Stated problem
Every entry that follows needs to be repeated exactly.

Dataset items
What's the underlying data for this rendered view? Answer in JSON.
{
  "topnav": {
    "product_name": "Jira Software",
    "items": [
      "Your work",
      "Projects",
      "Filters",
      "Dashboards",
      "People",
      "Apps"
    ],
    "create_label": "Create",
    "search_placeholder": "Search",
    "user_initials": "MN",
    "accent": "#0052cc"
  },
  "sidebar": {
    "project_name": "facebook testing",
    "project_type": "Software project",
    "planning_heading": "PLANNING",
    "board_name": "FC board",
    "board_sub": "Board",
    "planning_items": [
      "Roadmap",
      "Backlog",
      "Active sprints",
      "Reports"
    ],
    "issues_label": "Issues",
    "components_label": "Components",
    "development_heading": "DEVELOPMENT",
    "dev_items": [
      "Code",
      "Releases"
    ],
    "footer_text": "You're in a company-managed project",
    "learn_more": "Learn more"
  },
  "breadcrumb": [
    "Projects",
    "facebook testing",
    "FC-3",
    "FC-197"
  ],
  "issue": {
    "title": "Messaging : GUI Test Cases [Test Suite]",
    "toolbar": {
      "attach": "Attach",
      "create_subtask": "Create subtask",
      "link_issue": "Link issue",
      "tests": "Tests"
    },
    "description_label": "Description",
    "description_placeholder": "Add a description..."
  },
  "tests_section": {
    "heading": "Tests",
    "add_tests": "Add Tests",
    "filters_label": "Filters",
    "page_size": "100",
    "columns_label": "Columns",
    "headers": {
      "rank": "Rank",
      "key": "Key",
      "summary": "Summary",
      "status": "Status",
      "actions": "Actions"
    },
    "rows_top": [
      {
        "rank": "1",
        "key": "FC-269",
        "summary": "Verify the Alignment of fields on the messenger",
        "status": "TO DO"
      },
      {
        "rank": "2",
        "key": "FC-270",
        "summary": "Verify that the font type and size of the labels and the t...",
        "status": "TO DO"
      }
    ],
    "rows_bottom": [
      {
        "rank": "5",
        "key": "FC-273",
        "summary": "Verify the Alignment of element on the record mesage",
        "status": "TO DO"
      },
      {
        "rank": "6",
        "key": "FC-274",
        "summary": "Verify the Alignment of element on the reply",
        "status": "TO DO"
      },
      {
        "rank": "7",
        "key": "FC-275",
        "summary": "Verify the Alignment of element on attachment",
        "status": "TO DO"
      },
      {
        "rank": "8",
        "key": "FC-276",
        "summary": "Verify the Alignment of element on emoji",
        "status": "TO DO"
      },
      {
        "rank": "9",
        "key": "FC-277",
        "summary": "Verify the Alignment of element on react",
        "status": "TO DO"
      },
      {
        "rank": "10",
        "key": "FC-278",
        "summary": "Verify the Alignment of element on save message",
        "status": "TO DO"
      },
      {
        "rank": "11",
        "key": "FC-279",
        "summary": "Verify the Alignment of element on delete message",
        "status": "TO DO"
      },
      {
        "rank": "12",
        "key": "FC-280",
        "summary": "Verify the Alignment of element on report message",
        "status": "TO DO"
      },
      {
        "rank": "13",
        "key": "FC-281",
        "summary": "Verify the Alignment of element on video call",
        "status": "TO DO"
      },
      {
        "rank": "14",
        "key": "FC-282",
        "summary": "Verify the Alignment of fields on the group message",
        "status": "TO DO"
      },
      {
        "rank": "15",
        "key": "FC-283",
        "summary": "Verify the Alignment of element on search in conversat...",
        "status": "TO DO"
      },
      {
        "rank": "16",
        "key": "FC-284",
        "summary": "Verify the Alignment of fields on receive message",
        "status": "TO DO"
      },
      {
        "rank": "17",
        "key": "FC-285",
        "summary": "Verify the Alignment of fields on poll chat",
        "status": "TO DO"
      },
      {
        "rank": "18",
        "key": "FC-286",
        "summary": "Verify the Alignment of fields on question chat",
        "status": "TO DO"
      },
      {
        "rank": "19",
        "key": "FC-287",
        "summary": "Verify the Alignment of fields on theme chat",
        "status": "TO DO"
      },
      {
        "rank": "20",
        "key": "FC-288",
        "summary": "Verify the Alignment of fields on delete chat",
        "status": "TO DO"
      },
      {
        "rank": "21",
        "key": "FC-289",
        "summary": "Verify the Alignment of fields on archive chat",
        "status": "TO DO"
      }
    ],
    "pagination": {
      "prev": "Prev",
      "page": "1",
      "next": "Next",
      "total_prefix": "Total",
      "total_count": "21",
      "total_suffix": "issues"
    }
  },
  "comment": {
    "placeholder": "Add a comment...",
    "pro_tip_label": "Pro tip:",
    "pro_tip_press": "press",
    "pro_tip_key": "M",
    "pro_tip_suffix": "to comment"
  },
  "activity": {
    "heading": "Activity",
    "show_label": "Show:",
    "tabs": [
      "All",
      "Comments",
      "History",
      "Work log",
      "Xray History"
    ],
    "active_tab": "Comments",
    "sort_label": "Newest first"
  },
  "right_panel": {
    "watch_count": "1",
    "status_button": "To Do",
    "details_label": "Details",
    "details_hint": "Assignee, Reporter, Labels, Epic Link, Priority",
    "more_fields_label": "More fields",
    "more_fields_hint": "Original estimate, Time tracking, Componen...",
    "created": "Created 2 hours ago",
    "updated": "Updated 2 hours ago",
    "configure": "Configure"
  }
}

Finished task
What's the underlying data for this rendered view? Answer in JSON.
{
  "topnav": {
    "product_name": "Jira Software",
    "items": [
      "Your work",
      "Projects",
      "Filters",
      "Dashboards",
      "People",
      "Apps"
    ],
    "create_label": "Create",
    "search_placeholder": "Search",
    "user_initials": "MN",
    "accent": "#0052cc"
  },
  "sidebar": {
    "project_name": "facebook testing",
    "project_type": "Software project",
    "planning_heading": "PLANNING",
    "board_name": "FC board",
    "board_sub": "Board",
    "planning_items": [
      "Roadmap",
      "Backlog",
      "Active sprints",
      "Reports"
    ],
    "issues_label": "Issues",
    "components_label": "Components",
    "development_heading": "DEVELOPMENT",
    "dev_items": [
      "Code",
      "Releases"
    ],
    "footer_text": "You're in a company-managed project",
    "learn_more": "Learn more"
  },
  "breadcrumb": [
    "Projects",
    "facebook testing",
    "FC-3",
    "FC-197"
  ],
  "issue": {
    "title": "Messaging : GUI Test Cases [Test Suite]",
    "toolbar": {
      "attach": "Attach",
      "create_subtask": "Create subtask",
      "link_issue": "Link issue",
      "tests": "Tests"
    },
    "description_label": "Description",
    "description_placeholder": "Add a description..."
  },
  "tests_section": {
    "heading": "Tests",
    "add_tests": "Add Tests",
    "filters_label": "Filters",
    "page_size": "100",
    "columns_label": "Columns",
    "headers": {
      "rank": "Rank",
      "key": "Key",
      "summary": "Summary",
      "status": "Status",
      "actions": "Actions"
    },
    "rows_top": [
      {
        "rank": "1",
        "key": "FC-269",
        "summary": "Verify the Alignment of fields on the messenger",
        "status": "TO DO"
      },
      {
        "rank": "2",
        "key": "FC-270",
        "summary": "Verify that the font type and size of the labels and the t...",
        "status": "TO DO"
      }
    ],
    "rows_bottom": [
      {
        "rank": "5",
        "key": "FC-273",
        "summary": "Verify the Alignment of element on the record mesage",
        "status": "TO DO"
      },
      {
        "rank": "6",
        "key": "FC-274",
        "summary": "Verify the Alignment of element on the reply",
        "status": "TO DO"
      },
      {
        "rank": "7",
        "key": "FC-275",
        "summary": "Verify the Alignment of element on attachment",
        "status": "TO DO"
      },
      {
        "rank": "8",
        "key": "FC-276",
        "summary": "Verify the Alignment of element on emoji",
        "status": "TO DO"
      },
      {
        "rank": "9",
        "key": "FC-277",
        "summary": "Verify the Alignment of element on react",
        "status": "TO DO"
      },
      {
        "rank": "10",
        "key": "FC-278",
        "summary": "Verify the Alignment of element on save message",
        "status": "TO DO"
      },
      {
        "rank": "11",
        "key": "FC-279",
        "summary": "Verify the Alignment of element on delete message",
        "status": "TO DO"
      },
      {
        "rank": "12",
        "key": "FC-280",
        "summary": "Verify the Alignment of element on report message",
        "status": "TO DO"
      },
      {
        "rank": "13",
        "key": "FC-281",
        "summary": "Verify the Alignment of element on video call",
        "status": "TO DO"
      },
      {
        "rank": "14",
        "key": "FC-282",
        "summary": "Verify the Alignment of fields on the group message",
        "status": "TO DO"
      },
      {
        "rank": "15",
        "key": "FC-283",
        "summary": "Verify the Alignment of element on search in conversat...",
        "status": "TO DO"
      },
      {
        "rank": "16",
        "key": "FC-284",
        "summary": "Verify the Alignment of fields on receive message",
        "status": "TO DO"
      },
      {
        "rank": "17",
        "key": "FC-285",
        "summary": "Verify the Alignment of fields on poll chat",
        "status": "TO DO"
      },
      {
        "rank": "18",
        "key": "FC-286",
        "summary": "Verify the Alignment of fields on question chat",
        "status": "TO DO"
      },
      {
        "rank": "19",
        "key": "FC-287",
        "summary": "Verify the Alignment of fields on theme chat",
        "status": "TO DO"
      },
      {
        "rank": "20",
        "key": "FC-288",
        "summary": "Verify the Alignment of fields on delete chat",
        "status": "TO DO"
      },
      {
        "rank": "21",
        "key": "FC-289",
        "summary": "Verify the Alignment of fields on archive chat",
        "status": "TO DO"
      }
    ],
    "pagination": {
      "prev": "Prev",
      "page": "1",
      "next": "Next",
      "total_prefix": "Total",
      "total_count": "21",
      "total_suffix": "issues"
    }
  },
  "comment": {
    "placeholder": "Add a comment...",
    "pro_tip_label": "Pro tip:",
    "pro_tip_press": "press",
    "pro_tip_key": "M",
    "pro_tip_suffix": "to comment"
  },
  "activity": {
    "heading": "Activity",
    "show_label": "Show:",
    "tabs": [
      "All",
      "Comments",
      "History",
      "Work log",
      "Xray History"
    ],
    "active_tab": "Comments",
    "sort_label": "Newest first"
  },
  "right_panel": {
    "watch_count": "1",
    "status_button": "To Do",
    "details_label": "Details",
    "details_hint": "Assignee, Reporter, Labels, Epic Link, Priority",
    "more_fields_label": "More fields",
    "more_fields_hint": "Original estimate, Time tracking, Componen...",
    "created": "Created 2 hours ago",
    "updated": "Updated 2 hours ago",
    "configure": "Configure"
  }
}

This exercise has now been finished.